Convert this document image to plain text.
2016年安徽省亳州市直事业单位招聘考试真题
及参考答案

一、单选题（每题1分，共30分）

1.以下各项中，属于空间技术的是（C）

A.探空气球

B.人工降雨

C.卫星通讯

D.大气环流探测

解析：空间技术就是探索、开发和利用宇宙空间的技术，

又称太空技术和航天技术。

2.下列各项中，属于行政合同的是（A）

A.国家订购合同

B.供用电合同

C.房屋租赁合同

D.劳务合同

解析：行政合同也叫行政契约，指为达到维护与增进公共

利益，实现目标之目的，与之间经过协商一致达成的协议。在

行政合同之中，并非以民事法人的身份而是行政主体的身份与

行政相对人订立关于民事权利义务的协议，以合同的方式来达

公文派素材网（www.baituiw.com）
○ ○ ○
- [EXERCISE AIM] Once more, set down the full listing, verbatim.

- [RESPONSE BELOW]
Convert this document image to plain text.
2016年安徽省亳州市直事业单位招聘考试真题
及参考答案

一、单选题（每题1分，共30分）

1.以下各项中，属于空间技术的是（C）

A.探空气球

B.人工降雨

C.卫星通讯

D.大气环流探测

解析：空间技术就是探索、开发和利用宇宙空间的技术，

又称太空技术和航天技术。

2.下列各项中，属于行政合同的是（A）

A.国家订购合同

B.供用电合同

C.房屋租赁合同

D.劳务合同

解析：行政合同也叫行政契约，指为达到维护与增进公共

利益，实现目标之目的，与之间经过协商一致达成的协议。在

行政合同之中，并非以民事法人的身份而是行政主体的身份与

行政相对人订立关于民事权利义务的协议，以合同的方式来达

公文派素材网（www.baituiw.com）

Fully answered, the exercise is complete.